--- BEGIN Data supplied ---
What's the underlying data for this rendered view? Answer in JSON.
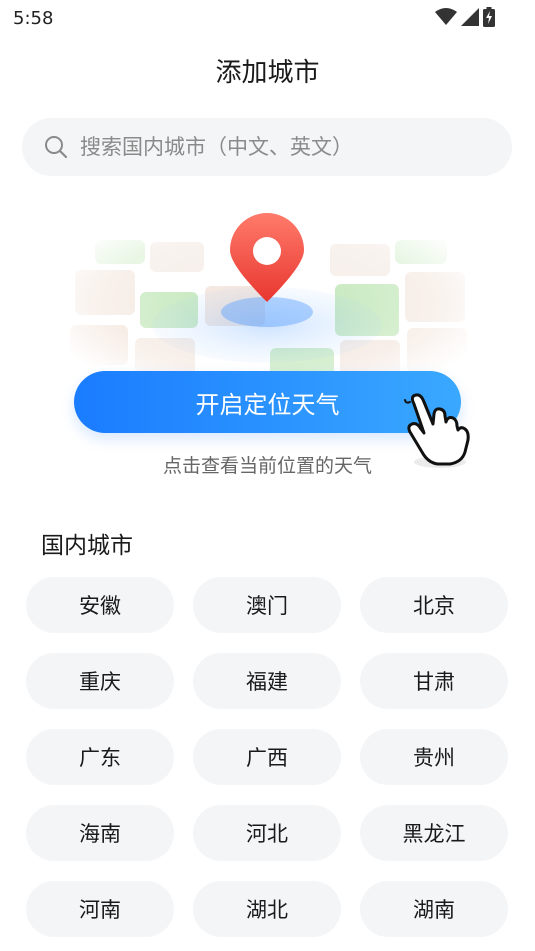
{
  "status_bar": {
    "time": "5:58"
  },
  "page": {
    "title": "添加城市"
  },
  "search": {
    "placeholder": "搜索国内城市（中文、英文）"
  },
  "locate": {
    "button_label": "开启定位天气",
    "hint": "点击查看当前位置的天气"
  },
  "domestic": {
    "section_title": "国内城市",
    "cities": [
      {
        "label": "安徽"
      },
      {
        "label": "澳门"
      },
      {
        "label": "北京"
      },
      {
        "label": "重庆"
      },
      {
        "label": "福建"
      },
      {
        "label": "甘肃"
      },
      {
        "label": "广东"
      },
      {
        "label": "广西"
      },
      {
        "label": "贵州"
      },
      {
        "label": "海南"
      },
      {
        "label": "河北"
      },
      {
        "label": "黑龙江"
      },
      {
        "label": "河南"
      },
      {
        "label": "湖北"
      },
      {
        "label": "湖南"
      }
    ]
  },
  "colors": {
    "accent": "#1a7cff",
    "pin": "#f0453f",
    "chip_bg": "#f4f5f7"
  }
}
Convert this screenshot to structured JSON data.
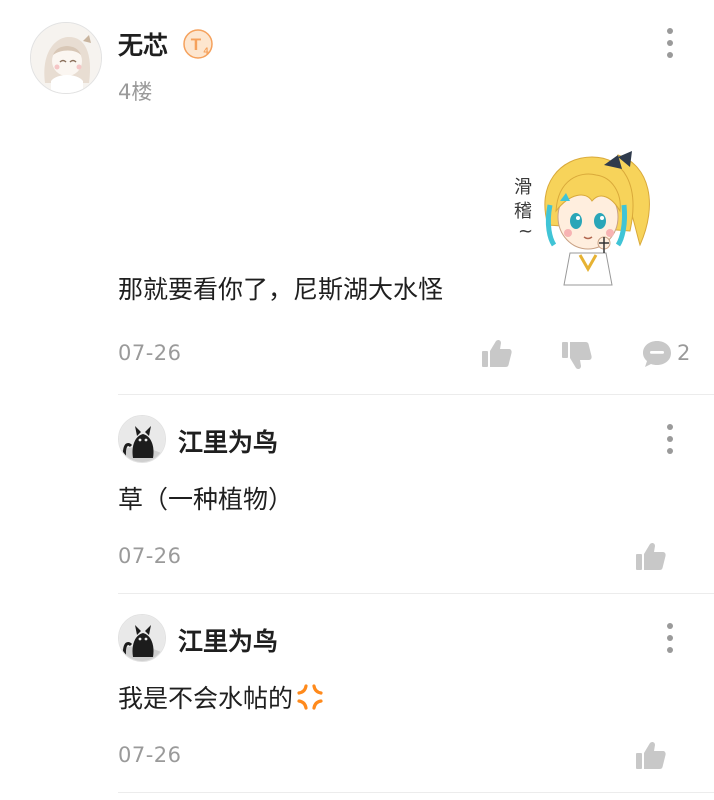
{
  "post": {
    "author": "无芯",
    "level_badge": "T",
    "level_sub": "4",
    "floor": "4楼",
    "sticker_caption": "滑稽~",
    "content": "那就要看你了，尼斯湖大水怪",
    "date": "07-26",
    "reply_count": "2"
  },
  "replies": [
    {
      "author": "江里为鸟",
      "content": "草（一种植物）",
      "date": "07-26"
    },
    {
      "author": "江里为鸟",
      "content": "我是不会水帖的",
      "emoji": "anger-symbol",
      "date": "07-26"
    }
  ],
  "icons": {
    "like": "thumbs-up-icon",
    "dislike": "thumbs-down-icon",
    "comment": "comment-bubble-icon",
    "more": "more-vertical-icon"
  },
  "colors": {
    "icon_gray": "#c8c8c8",
    "badge_orange": "#f5a15c",
    "anger_orange": "#ff8a1c"
  }
}
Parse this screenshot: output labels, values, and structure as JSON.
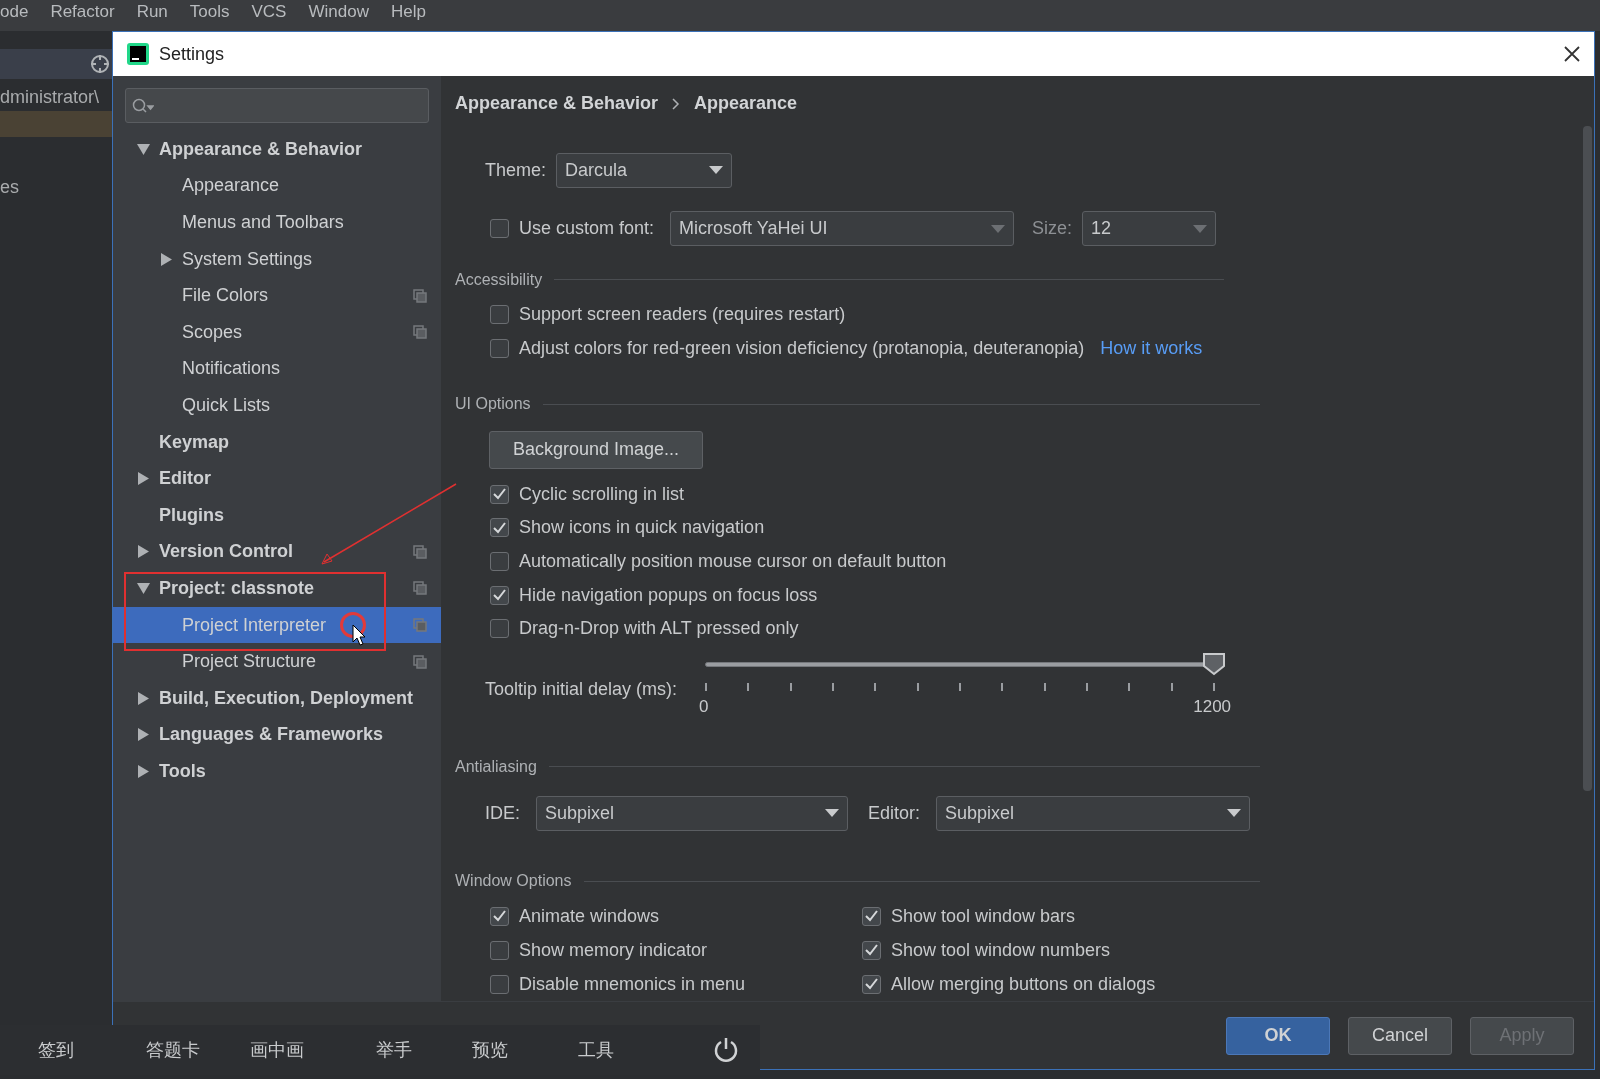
{
  "menu_bar": [
    "ode",
    "Refactor",
    "Run",
    "Tools",
    "VCS",
    "Window",
    "Help"
  ],
  "ide_background": {
    "path_text": "dministrator\\",
    "label": "es"
  },
  "dialog": {
    "title": "Settings",
    "tree": [
      {
        "label": "Appearance & Behavior",
        "expanded": true,
        "selected": false,
        "project_scoped": false,
        "children": [
          {
            "label": "Appearance",
            "selected": false,
            "project_scoped": false
          },
          {
            "label": "Menus and Toolbars",
            "selected": false,
            "project_scoped": false
          },
          {
            "label": "System Settings",
            "expanded": false,
            "selected": false,
            "project_scoped": false
          },
          {
            "label": "File Colors",
            "selected": false,
            "project_scoped": true
          },
          {
            "label": "Scopes",
            "selected": false,
            "project_scoped": true
          },
          {
            "label": "Notifications",
            "selected": false,
            "project_scoped": false
          },
          {
            "label": "Quick Lists",
            "selected": false,
            "project_scoped": false
          }
        ]
      },
      {
        "label": "Keymap",
        "selected": false,
        "project_scoped": false
      },
      {
        "label": "Editor",
        "expanded": false,
        "selected": false,
        "project_scoped": false
      },
      {
        "label": "Plugins",
        "selected": false,
        "project_scoped": false
      },
      {
        "label": "Version Control",
        "expanded": false,
        "selected": false,
        "project_scoped": true
      },
      {
        "label": "Project: classnote",
        "expanded": true,
        "selected": false,
        "project_scoped": true,
        "children": [
          {
            "label": "Project Interpreter",
            "selected": true,
            "project_scoped": true
          },
          {
            "label": "Project Structure",
            "selected": false,
            "project_scoped": true
          }
        ]
      },
      {
        "label": "Build, Execution, Deployment",
        "expanded": false,
        "selected": false,
        "project_scoped": false
      },
      {
        "label": "Languages & Frameworks",
        "expanded": false,
        "selected": false,
        "project_scoped": false
      },
      {
        "label": "Tools",
        "expanded": false,
        "selected": false,
        "project_scoped": false
      }
    ],
    "breadcrumb": [
      "Appearance & Behavior",
      "Appearance"
    ],
    "theme": {
      "label": "Theme:",
      "value": "Darcula"
    },
    "custom_font": {
      "label": "Use custom font:",
      "checked": false,
      "font": "Microsoft YaHei UI",
      "size_label": "Size:",
      "size": "12"
    },
    "accessibility": {
      "title": "Accessibility",
      "options": [
        {
          "label": "Support screen readers (requires restart)",
          "checked": false
        },
        {
          "label": "Adjust colors for red-green vision deficiency (protanopia, deuteranopia)",
          "checked": false,
          "link": "How it works"
        }
      ]
    },
    "ui_options": {
      "title": "UI Options",
      "button": "Background Image...",
      "options": [
        {
          "label": "Cyclic scrolling in list",
          "checked": true
        },
        {
          "label": "Show icons in quick navigation",
          "checked": true
        },
        {
          "label": "Automatically position mouse cursor on default button",
          "checked": false
        },
        {
          "label": "Hide navigation popups on focus loss",
          "checked": true
        },
        {
          "label": "Drag-n-Drop with ALT pressed only",
          "checked": false
        }
      ],
      "tooltip_delay": {
        "label": "Tooltip initial delay (ms):",
        "level": 1,
        "min_label": "0",
        "max_label": "1200"
      }
    },
    "antialiasing": {
      "title": "Antialiasing",
      "ide_label": "IDE:",
      "ide_value": "Subpixel",
      "editor_label": "Editor:",
      "editor_value": "Subpixel"
    },
    "window_options": {
      "title": "Window Options",
      "columns": [
        [
          {
            "label": "Animate windows",
            "checked": true
          },
          {
            "label": "Show memory indicator",
            "checked": false
          },
          {
            "label": "Disable mnemonics in menu",
            "checked": false
          }
        ],
        [
          {
            "label": "Show tool window bars",
            "checked": true
          },
          {
            "label": "Show tool window numbers",
            "checked": true
          },
          {
            "label": "Allow merging buttons on dialogs",
            "checked": true
          }
        ]
      ]
    },
    "buttons": [
      {
        "label": "OK",
        "default": true,
        "disabled": false
      },
      {
        "label": "Cancel",
        "default": false,
        "disabled": false
      },
      {
        "label": "Apply",
        "default": false,
        "disabled": true
      }
    ]
  },
  "class_toolbar": {
    "items": [
      "签到",
      "答题卡",
      "画中画",
      "举手",
      "预览",
      "工具"
    ]
  }
}
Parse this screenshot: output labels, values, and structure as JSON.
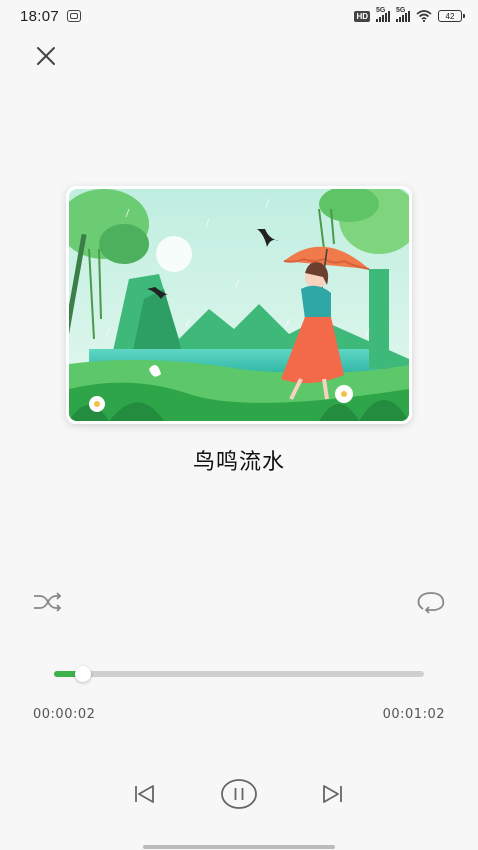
--- END Data supplied ---
**Exercise instructions:** Your copy should hold every record word for word and none of the pictures.

**Result below:**
What's the underlying data for this rendered view? Answer in JSON.
{
  "status_bar": {
    "time": "5:58"
  },
  "page": {
    "title": "添加城市"
  },
  "search": {
    "placeholder": "搜索国内城市（中文、英文）"
  },
  "locate": {
    "button_label": "开启定位天气",
    "hint": "点击查看当前位置的天气"
  },
  "domestic": {
    "section_title": "国内城市",
    "cities": [
      {
        "label": "安徽"
      },
      {
        "label": "澳门"
      },
      {
        "label": "北京"
      },
      {
        "label": "重庆"
      },
      {
        "label": "福建"
      },
      {
        "label": "甘肃"
      },
      {
        "label": "广东"
      },
      {
        "label": "广西"
      },
      {
        "label": "贵州"
      },
      {
        "label": "海南"
      },
      {
        "label": "河北"
      },
      {
        "label": "黑龙江"
      },
      {
        "label": "河南"
      },
      {
        "label": "湖北"
      },
      {
        "label": "湖南"
      }
    ]
  },
  "colors": {
    "accent": "#1a7cff",
    "pin": "#f0453f",
    "chip_bg": "#f4f5f7"
  }
}
Convert this screenshot to structured JSON data.
{
  "post": {
    "author": "无芯",
    "level_badge": "T",
    "level_sub": "4",
    "floor": "4楼",
    "sticker_caption": "滑稽~",
    "content": "那就要看你了，尼斯湖大水怪",
    "date": "07-26",
    "reply_count": "2"
  },
  "replies": [
    {
      "author": "江里为鸟",
      "content": "草（一种植物）",
      "date": "07-26"
    },
    {
      "author": "江里为鸟",
      "content": "我是不会水帖的",
      "emoji": "anger-symbol",
      "date": "07-26"
    }
  ],
  "icons": {
    "like": "thumbs-up-icon",
    "dislike": "thumbs-down-icon",
    "comment": "comment-bubble-icon",
    "more": "more-vertical-icon"
  },
  "colors": {
    "icon_gray": "#c8c8c8",
    "badge_orange": "#f5a15c",
    "anger_orange": "#ff8a1c"
  }
}
Parse this screenshot: output labels, values, and structure as JSON.
{
  "menu_bar": [
    "ode",
    "Refactor",
    "Run",
    "Tools",
    "VCS",
    "Window",
    "Help"
  ],
  "ide_background": {
    "path_text": "dministrator\\",
    "label": "es"
  },
  "dialog": {
    "title": "Settings",
    "tree": [
      {
        "label": "Appearance & Behavior",
        "expanded": true,
        "selected": false,
        "project_scoped": false,
        "children": [
          {
            "label": "Appearance",
            "selected": false,
            "project_scoped": false
          },
          {
            "label": "Menus and Toolbars",
            "selected": false,
            "project_scoped": false
          },
          {
            "label": "System Settings",
            "expanded": false,
            "selected": false,
            "project_scoped": false
          },
          {
            "label": "File Colors",
            "selected": false,
            "project_scoped": true
          },
          {
            "label": "Scopes",
            "selected": false,
            "project_scoped": true
          },
          {
            "label": "Notifications",
            "selected": false,
            "project_scoped": false
          },
          {
            "label": "Quick Lists",
            "selected": false,
            "project_scoped": false
          }
        ]
      },
      {
        "label": "Keymap",
        "selected": false,
        "project_scoped": false
      },
      {
        "label": "Editor",
        "expanded": false,
        "selected": false,
        "project_scoped": false
      },
      {
        "label": "Plugins",
        "selected": false,
        "project_scoped": false
      },
      {
        "label": "Version Control",
        "expanded": false,
        "selected": false,
        "project_scoped": true
      },
      {
        "label": "Project: classnote",
        "expanded": true,
        "selected": false,
        "project_scoped": true,
        "children": [
          {
            "label": "Project Interpreter",
            "selected": true,
            "project_scoped": true
          },
          {
            "label": "Project Structure",
            "selected": false,
            "project_scoped": true
          }
        ]
      },
      {
        "label": "Build, Execution, Deployment",
        "expanded": false,
        "selected": false,
        "project_scoped": false
      },
      {
        "label": "Languages & Frameworks",
        "expanded": false,
        "selected": false,
        "project_scoped": false
      },
      {
        "label": "Tools",
        "expanded": false,
        "selected": false,
        "project_scoped": false
      }
    ],
    "breadcrumb": [
      "Appearance & Behavior",
      "Appearance"
    ],
    "theme": {
      "label": "Theme:",
      "value": "Darcula"
    },
    "custom_font": {
      "label": "Use custom font:",
      "checked": false,
      "font": "Microsoft YaHei UI",
      "size_label": "Size:",
      "size": "12"
    },
    "accessibility": {
      "title": "Accessibility",
      "options": [
        {
          "label": "Support screen readers (requires restart)",
          "checked": false
        },
        {
          "label": "Adjust colors for red-green vision deficiency (protanopia, deuteranopia)",
          "checked": false,
          "link": "How it works"
        }
      ]
    },
    "ui_options": {
      "title": "UI Options",
      "button": "Background Image...",
      "options": [
        {
          "label": "Cyclic scrolling in list",
          "checked": true
        },
        {
          "label": "Show icons in quick navigation",
          "checked": true
        },
        {
          "label": "Automatically position mouse cursor on default button",
          "checked": false
        },
        {
          "label": "Hide navigation popups on focus loss",
          "checked": true
        },
        {
          "label": "Drag-n-Drop with ALT pressed only",
          "checked": false
        }
      ],
      "tooltip_delay": {
        "label": "Tooltip initial delay (ms):",
        "level": 1,
        "min_label": "0",
        "max_label": "1200"
      }
    },
    "antialiasing": {
      "title": "Antialiasing",
      "ide_label": "IDE:",
      "ide_value": "Subpixel",
      "editor_label": "Editor:",
      "editor_value": "Subpixel"
    },
    "window_options": {
      "title": "Window Options",
      "columns": [
        [
          {
            "label": "Animate windows",
            "checked": true
          },
          {
            "label": "Show memory indicator",
            "checked": false
          },
          {
            "label": "Disable mnemonics in menu",
            "checked": false
          }
        ],
        [
          {
            "label": "Show tool window bars",
            "checked": true
          },
          {
            "label": "Show tool window numbers",
            "checked": true
          },
          {
            "label": "Allow merging buttons on dialogs",
            "checked": true
          }
        ]
      ]
    },
    "buttons": [
      {
        "label": "OK",
        "default": true,
        "disabled": false
      },
      {
        "label": "Cancel",
        "default": false,
        "disabled": false
      },
      {
        "label": "Apply",
        "default": false,
        "disabled": true
      }
    ]
  },
  "class_toolbar": {
    "items": [
      "签到",
      "答题卡",
      "画中画",
      "举手",
      "预览",
      "工具"
    ]
  }
}
Parse this screenshot: output labels, values, and structure as JSON.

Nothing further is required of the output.